§ **YOUR TASK**
Return all entries word for word, but drop any images.

§ **SUPPLIED DATA**

* * * * * * * * *

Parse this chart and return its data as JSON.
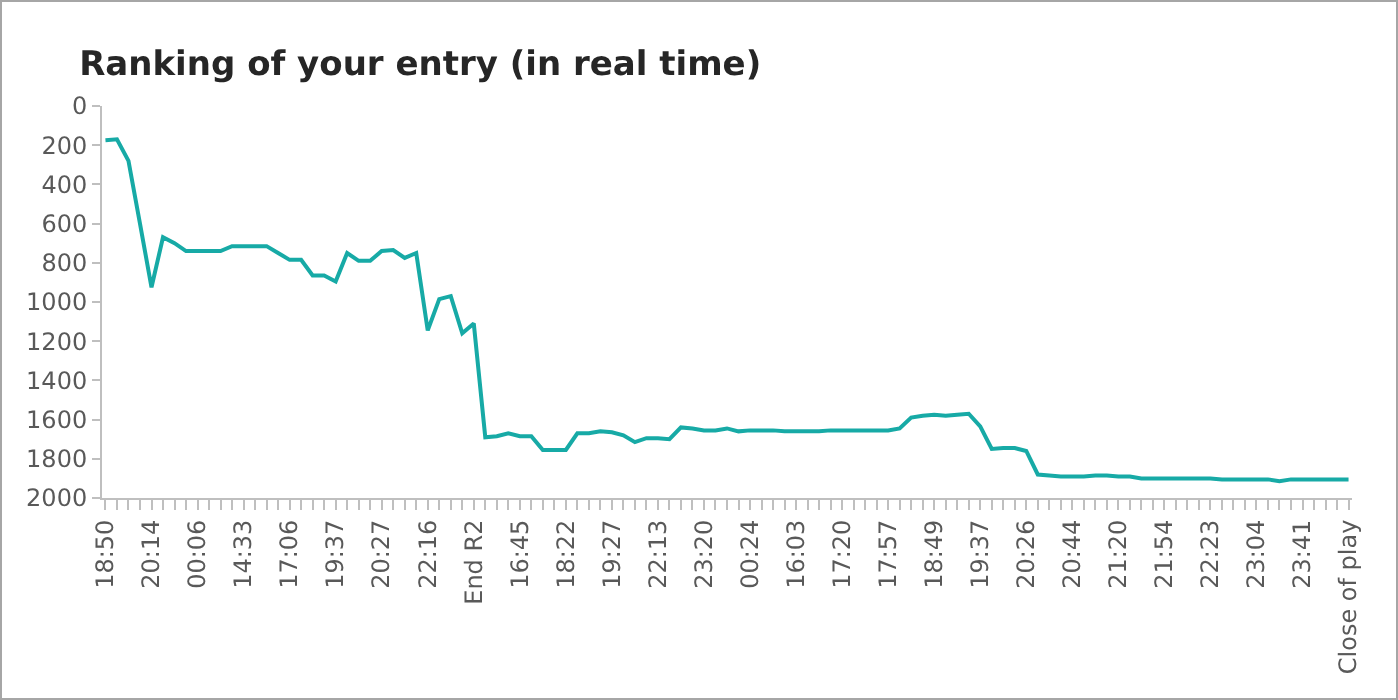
{
  "chart_data": {
    "type": "line",
    "title": "Ranking of your entry (in real time)",
    "categories": [
      "18:50",
      null,
      null,
      null,
      "20:14",
      null,
      null,
      null,
      "00:06",
      null,
      null,
      null,
      "14:33",
      null,
      null,
      null,
      "17:06",
      null,
      null,
      null,
      "19:37",
      null,
      null,
      null,
      "20:27",
      null,
      null,
      null,
      "22:16",
      null,
      null,
      null,
      "End R2",
      null,
      null,
      null,
      "16:45",
      null,
      null,
      null,
      "18:22",
      null,
      null,
      null,
      "19:27",
      null,
      null,
      null,
      "22:13",
      null,
      null,
      null,
      "23:20",
      null,
      null,
      null,
      "00:24",
      null,
      null,
      null,
      "16:03",
      null,
      null,
      null,
      "17:20",
      null,
      null,
      null,
      "17:57",
      null,
      null,
      null,
      "18:49",
      null,
      null,
      null,
      "19:37",
      null,
      null,
      null,
      "20:26",
      null,
      null,
      null,
      "20:44",
      null,
      null,
      null,
      "21:20",
      null,
      null,
      null,
      "21:54",
      null,
      null,
      null,
      "22:23",
      null,
      null,
      null,
      "23:04",
      null,
      null,
      null,
      "23:41",
      null,
      null,
      null,
      "Close of play"
    ],
    "series": [
      {
        "color": "#17aaa6",
        "values": [
          175,
          170,
          280,
          600,
          925,
          670,
          700,
          740,
          740,
          740,
          740,
          715,
          715,
          715,
          715,
          750,
          785,
          785,
          865,
          865,
          895,
          750,
          790,
          790,
          740,
          735,
          775,
          750,
          1145,
          985,
          970,
          1160,
          1110,
          1690,
          1685,
          1670,
          1685,
          1685,
          1755,
          1755,
          1755,
          1670,
          1670,
          1660,
          1665,
          1680,
          1715,
          1695,
          1695,
          1700,
          1640,
          1645,
          1655,
          1655,
          1645,
          1660,
          1655,
          1655,
          1655,
          1660,
          1660,
          1660,
          1660,
          1655,
          1655,
          1655,
          1655,
          1655,
          1655,
          1645,
          1590,
          1580,
          1575,
          1580,
          1575,
          1570,
          1635,
          1750,
          1745,
          1745,
          1760,
          1880,
          1885,
          1890,
          1890,
          1890,
          1885,
          1885,
          1890,
          1890,
          1900,
          1900,
          1900,
          1900,
          1900,
          1900,
          1900,
          1905,
          1905,
          1905,
          1905,
          1905,
          1915,
          1905,
          1905,
          1905,
          1905,
          1905,
          1905
        ]
      }
    ],
    "ylim": [
      2000,
      0
    ],
    "yticks": [
      0,
      200,
      400,
      600,
      800,
      1000,
      1200,
      1400,
      1600,
      1800,
      2000
    ],
    "grid": false,
    "marker": "none",
    "line_style": "solid"
  }
}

* * * * * * * * *

§ **PROBLEM SOLUTION**
Parse this chart and return its data as JSON.
{
  "chart_data": {
    "type": "line",
    "title": "Ranking of your entry (in real time)",
    "categories": [
      "18:50",
      null,
      null,
      null,
      "20:14",
      null,
      null,
      null,
      "00:06",
      null,
      null,
      null,
      "14:33",
      null,
      null,
      null,
      "17:06",
      null,
      null,
      null,
      "19:37",
      null,
      null,
      null,
      "20:27",
      null,
      null,
      null,
      "22:16",
      null,
      null,
      null,
      "End R2",
      null,
      null,
      null,
      "16:45",
      null,
      null,
      null,
      "18:22",
      null,
      null,
      null,
      "19:27",
      null,
      null,
      null,
      "22:13",
      null,
      null,
      null,
      "23:20",
      null,
      null,
      null,
      "00:24",
      null,
      null,
      null,
      "16:03",
      null,
      null,
      null,
      "17:20",
      null,
      null,
      null,
      "17:57",
      null,
      null,
      null,
      "18:49",
      null,
      null,
      null,
      "19:37",
      null,
      null,
      null,
      "20:26",
      null,
      null,
      null,
      "20:44",
      null,
      null,
      null,
      "21:20",
      null,
      null,
      null,
      "21:54",
      null,
      null,
      null,
      "22:23",
      null,
      null,
      null,
      "23:04",
      null,
      null,
      null,
      "23:41",
      null,
      null,
      null,
      "Close of play"
    ],
    "series": [
      {
        "color": "#17aaa6",
        "values": [
          175,
          170,
          280,
          600,
          925,
          670,
          700,
          740,
          740,
          740,
          740,
          715,
          715,
          715,
          715,
          750,
          785,
          785,
          865,
          865,
          895,
          750,
          790,
          790,
          740,
          735,
          775,
          750,
          1145,
          985,
          970,
          1160,
          1110,
          1690,
          1685,
          1670,
          1685,
          1685,
          1755,
          1755,
          1755,
          1670,
          1670,
          1660,
          1665,
          1680,
          1715,
          1695,
          1695,
          1700,
          1640,
          1645,
          1655,
          1655,
          1645,
          1660,
          1655,
          1655,
          1655,
          1660,
          1660,
          1660,
          1660,
          1655,
          1655,
          1655,
          1655,
          1655,
          1655,
          1645,
          1590,
          1580,
          1575,
          1580,
          1575,
          1570,
          1635,
          1750,
          1745,
          1745,
          1760,
          1880,
          1885,
          1890,
          1890,
          1890,
          1885,
          1885,
          1890,
          1890,
          1900,
          1900,
          1900,
          1900,
          1900,
          1900,
          1900,
          1905,
          1905,
          1905,
          1905,
          1905,
          1915,
          1905,
          1905,
          1905,
          1905,
          1905,
          1905
        ]
      }
    ],
    "ylim": [
      2000,
      0
    ],
    "yticks": [
      0,
      200,
      400,
      600,
      800,
      1000,
      1200,
      1400,
      1600,
      1800,
      2000
    ],
    "grid": false,
    "marker": "none",
    "line_style": "solid"
  }
}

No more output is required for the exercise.